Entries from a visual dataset

*****

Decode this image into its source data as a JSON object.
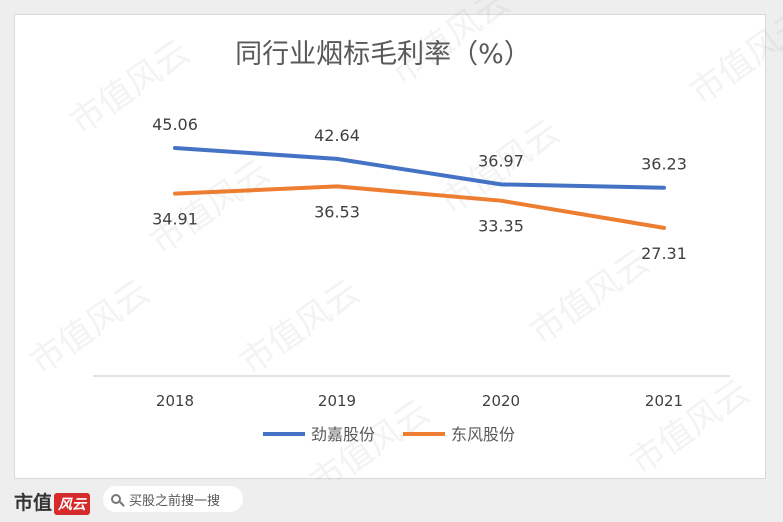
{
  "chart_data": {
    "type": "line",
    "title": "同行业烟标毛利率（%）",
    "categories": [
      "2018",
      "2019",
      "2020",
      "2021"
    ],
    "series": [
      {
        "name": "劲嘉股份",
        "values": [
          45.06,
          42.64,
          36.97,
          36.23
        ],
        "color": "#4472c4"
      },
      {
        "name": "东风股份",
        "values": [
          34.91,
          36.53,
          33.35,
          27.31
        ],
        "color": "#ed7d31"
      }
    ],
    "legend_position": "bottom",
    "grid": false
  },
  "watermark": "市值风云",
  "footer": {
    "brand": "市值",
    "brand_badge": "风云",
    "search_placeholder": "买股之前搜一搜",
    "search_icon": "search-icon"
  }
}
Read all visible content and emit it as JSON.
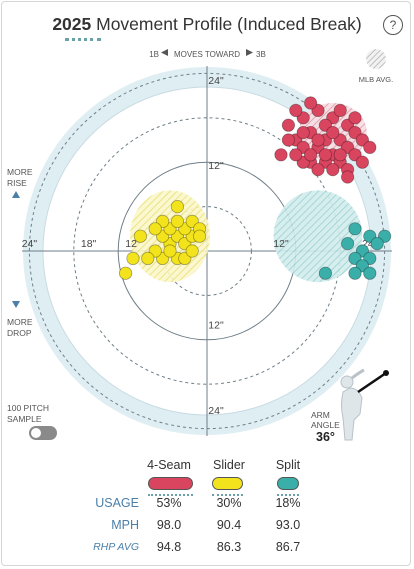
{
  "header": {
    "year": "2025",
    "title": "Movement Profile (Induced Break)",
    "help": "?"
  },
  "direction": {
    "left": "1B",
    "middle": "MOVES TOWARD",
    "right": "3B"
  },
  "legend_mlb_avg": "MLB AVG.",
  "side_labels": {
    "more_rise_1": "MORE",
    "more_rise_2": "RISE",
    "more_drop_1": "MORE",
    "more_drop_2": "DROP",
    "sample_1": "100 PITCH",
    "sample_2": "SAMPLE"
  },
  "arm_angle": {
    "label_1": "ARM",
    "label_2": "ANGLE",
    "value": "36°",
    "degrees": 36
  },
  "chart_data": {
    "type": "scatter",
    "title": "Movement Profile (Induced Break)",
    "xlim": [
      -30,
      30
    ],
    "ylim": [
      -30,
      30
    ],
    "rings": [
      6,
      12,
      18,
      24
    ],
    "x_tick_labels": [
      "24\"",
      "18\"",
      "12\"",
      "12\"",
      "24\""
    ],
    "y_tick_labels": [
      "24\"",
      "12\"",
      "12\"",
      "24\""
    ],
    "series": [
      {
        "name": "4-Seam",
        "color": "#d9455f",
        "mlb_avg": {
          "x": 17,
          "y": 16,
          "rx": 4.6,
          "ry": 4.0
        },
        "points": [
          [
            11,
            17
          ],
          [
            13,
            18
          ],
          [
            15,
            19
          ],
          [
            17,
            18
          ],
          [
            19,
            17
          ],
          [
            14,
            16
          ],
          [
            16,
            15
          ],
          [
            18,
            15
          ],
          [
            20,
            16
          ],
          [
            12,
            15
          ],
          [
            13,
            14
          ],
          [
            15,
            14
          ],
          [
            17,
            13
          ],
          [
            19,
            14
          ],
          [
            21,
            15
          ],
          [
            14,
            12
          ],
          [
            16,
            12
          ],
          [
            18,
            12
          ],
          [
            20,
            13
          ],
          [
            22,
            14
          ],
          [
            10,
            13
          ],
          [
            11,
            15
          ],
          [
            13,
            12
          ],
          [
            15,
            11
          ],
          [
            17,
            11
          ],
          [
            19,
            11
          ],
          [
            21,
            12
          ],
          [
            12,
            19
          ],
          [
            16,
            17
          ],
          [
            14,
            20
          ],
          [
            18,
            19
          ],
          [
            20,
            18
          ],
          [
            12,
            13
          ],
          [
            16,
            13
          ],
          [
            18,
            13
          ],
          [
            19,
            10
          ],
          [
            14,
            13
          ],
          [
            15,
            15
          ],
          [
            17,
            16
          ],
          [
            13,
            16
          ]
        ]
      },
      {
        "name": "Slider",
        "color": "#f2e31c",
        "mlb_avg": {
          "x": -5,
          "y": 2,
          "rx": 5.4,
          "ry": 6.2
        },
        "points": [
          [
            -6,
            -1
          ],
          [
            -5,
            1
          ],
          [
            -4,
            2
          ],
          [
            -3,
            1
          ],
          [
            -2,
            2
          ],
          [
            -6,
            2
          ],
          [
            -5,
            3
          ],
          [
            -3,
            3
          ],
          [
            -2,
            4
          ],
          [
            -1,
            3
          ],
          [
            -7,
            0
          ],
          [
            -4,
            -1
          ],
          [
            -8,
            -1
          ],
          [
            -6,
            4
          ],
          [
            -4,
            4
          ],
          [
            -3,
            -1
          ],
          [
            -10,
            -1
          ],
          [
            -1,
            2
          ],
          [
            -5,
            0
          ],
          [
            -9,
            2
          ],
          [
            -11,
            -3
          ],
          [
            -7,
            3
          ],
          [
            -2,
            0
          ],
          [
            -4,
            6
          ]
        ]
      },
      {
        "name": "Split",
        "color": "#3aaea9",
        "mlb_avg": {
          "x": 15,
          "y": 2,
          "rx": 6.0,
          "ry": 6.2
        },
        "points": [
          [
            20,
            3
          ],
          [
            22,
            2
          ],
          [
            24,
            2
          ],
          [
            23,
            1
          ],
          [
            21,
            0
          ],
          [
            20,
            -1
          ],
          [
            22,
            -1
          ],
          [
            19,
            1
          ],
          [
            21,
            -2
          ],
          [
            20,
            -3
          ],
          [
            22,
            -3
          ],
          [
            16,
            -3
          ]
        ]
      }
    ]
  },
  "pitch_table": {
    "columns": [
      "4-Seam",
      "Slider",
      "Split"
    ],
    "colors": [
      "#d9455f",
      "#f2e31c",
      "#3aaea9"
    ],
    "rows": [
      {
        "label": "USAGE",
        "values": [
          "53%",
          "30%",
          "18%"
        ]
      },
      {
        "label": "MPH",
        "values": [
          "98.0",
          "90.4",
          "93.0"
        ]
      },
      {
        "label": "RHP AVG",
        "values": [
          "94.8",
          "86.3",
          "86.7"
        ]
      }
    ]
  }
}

*****

## SET TASK
Without the pictures, print the whole listing exactly as given.

## FINAL RESULT
Decode this image into its source data as a JSON object.
{
  "chart_data": {
    "type": "line",
    "title": "同行业烟标毛利率（%）",
    "categories": [
      "2018",
      "2019",
      "2020",
      "2021"
    ],
    "series": [
      {
        "name": "劲嘉股份",
        "values": [
          45.06,
          42.64,
          36.97,
          36.23
        ],
        "color": "#4472c4"
      },
      {
        "name": "东风股份",
        "values": [
          34.91,
          36.53,
          33.35,
          27.31
        ],
        "color": "#ed7d31"
      }
    ],
    "legend_position": "bottom",
    "grid": false
  },
  "watermark": "市值风云",
  "footer": {
    "brand": "市值",
    "brand_badge": "风云",
    "search_placeholder": "买股之前搜一搜",
    "search_icon": "search-icon"
  }
}
Read all visible content and emit it as JSON.
{
  "header": {
    "year": "2025",
    "title": "Movement Profile (Induced Break)",
    "help": "?"
  },
  "direction": {
    "left": "1B",
    "middle": "MOVES TOWARD",
    "right": "3B"
  },
  "legend_mlb_avg": "MLB AVG.",
  "side_labels": {
    "more_rise_1": "MORE",
    "more_rise_2": "RISE",
    "more_drop_1": "MORE",
    "more_drop_2": "DROP",
    "sample_1": "100 PITCH",
    "sample_2": "SAMPLE"
  },
  "arm_angle": {
    "label_1": "ARM",
    "label_2": "ANGLE",
    "value": "36°",
    "degrees": 36
  },
  "chart_data": {
    "type": "scatter",
    "title": "Movement Profile (Induced Break)",
    "xlim": [
      -30,
      30
    ],
    "ylim": [
      -30,
      30
    ],
    "rings": [
      6,
      12,
      18,
      24
    ],
    "x_tick_labels": [
      "24\"",
      "18\"",
      "12\"",
      "12\"",
      "24\""
    ],
    "y_tick_labels": [
      "24\"",
      "12\"",
      "12\"",
      "24\""
    ],
    "series": [
      {
        "name": "4-Seam",
        "color": "#d9455f",
        "mlb_avg": {
          "x": 17,
          "y": 16,
          "rx": 4.6,
          "ry": 4.0
        },
        "points": [
          [
            11,
            17
          ],
          [
            13,
            18
          ],
          [
            15,
            19
          ],
          [
            17,
            18
          ],
          [
            19,
            17
          ],
          [
            14,
            16
          ],
          [
            16,
            15
          ],
          [
            18,
            15
          ],
          [
            20,
            16
          ],
          [
            12,
            15
          ],
          [
            13,
            14
          ],
          [
            15,
            14
          ],
          [
            17,
            13
          ],
          [
            19,
            14
          ],
          [
            21,
            15
          ],
          [
            14,
            12
          ],
          [
            16,
            12
          ],
          [
            18,
            12
          ],
          [
            20,
            13
          ],
          [
            22,
            14
          ],
          [
            10,
            13
          ],
          [
            11,
            15
          ],
          [
            13,
            12
          ],
          [
            15,
            11
          ],
          [
            17,
            11
          ],
          [
            19,
            11
          ],
          [
            21,
            12
          ],
          [
            12,
            19
          ],
          [
            16,
            17
          ],
          [
            14,
            20
          ],
          [
            18,
            19
          ],
          [
            20,
            18
          ],
          [
            12,
            13
          ],
          [
            16,
            13
          ],
          [
            18,
            13
          ],
          [
            19,
            10
          ],
          [
            14,
            13
          ],
          [
            15,
            15
          ],
          [
            17,
            16
          ],
          [
            13,
            16
          ]
        ]
      },
      {
        "name": "Slider",
        "color": "#f2e31c",
        "mlb_avg": {
          "x": -5,
          "y": 2,
          "rx": 5.4,
          "ry": 6.2
        },
        "points": [
          [
            -6,
            -1
          ],
          [
            -5,
            1
          ],
          [
            -4,
            2
          ],
          [
            -3,
            1
          ],
          [
            -2,
            2
          ],
          [
            -6,
            2
          ],
          [
            -5,
            3
          ],
          [
            -3,
            3
          ],
          [
            -2,
            4
          ],
          [
            -1,
            3
          ],
          [
            -7,
            0
          ],
          [
            -4,
            -1
          ],
          [
            -8,
            -1
          ],
          [
            -6,
            4
          ],
          [
            -4,
            4
          ],
          [
            -3,
            -1
          ],
          [
            -10,
            -1
          ],
          [
            -1,
            2
          ],
          [
            -5,
            0
          ],
          [
            -9,
            2
          ],
          [
            -11,
            -3
          ],
          [
            -7,
            3
          ],
          [
            -2,
            0
          ],
          [
            -4,
            6
          ]
        ]
      },
      {
        "name": "Split",
        "color": "#3aaea9",
        "mlb_avg": {
          "x": 15,
          "y": 2,
          "rx": 6.0,
          "ry": 6.2
        },
        "points": [
          [
            20,
            3
          ],
          [
            22,
            2
          ],
          [
            24,
            2
          ],
          [
            23,
            1
          ],
          [
            21,
            0
          ],
          [
            20,
            -1
          ],
          [
            22,
            -1
          ],
          [
            19,
            1
          ],
          [
            21,
            -2
          ],
          [
            20,
            -3
          ],
          [
            22,
            -3
          ],
          [
            16,
            -3
          ]
        ]
      }
    ]
  },
  "pitch_table": {
    "columns": [
      "4-Seam",
      "Slider",
      "Split"
    ],
    "colors": [
      "#d9455f",
      "#f2e31c",
      "#3aaea9"
    ],
    "rows": [
      {
        "label": "USAGE",
        "values": [
          "53%",
          "30%",
          "18%"
        ]
      },
      {
        "label": "MPH",
        "values": [
          "98.0",
          "90.4",
          "93.0"
        ]
      },
      {
        "label": "RHP AVG",
        "values": [
          "94.8",
          "86.3",
          "86.7"
        ]
      }
    ]
  }
}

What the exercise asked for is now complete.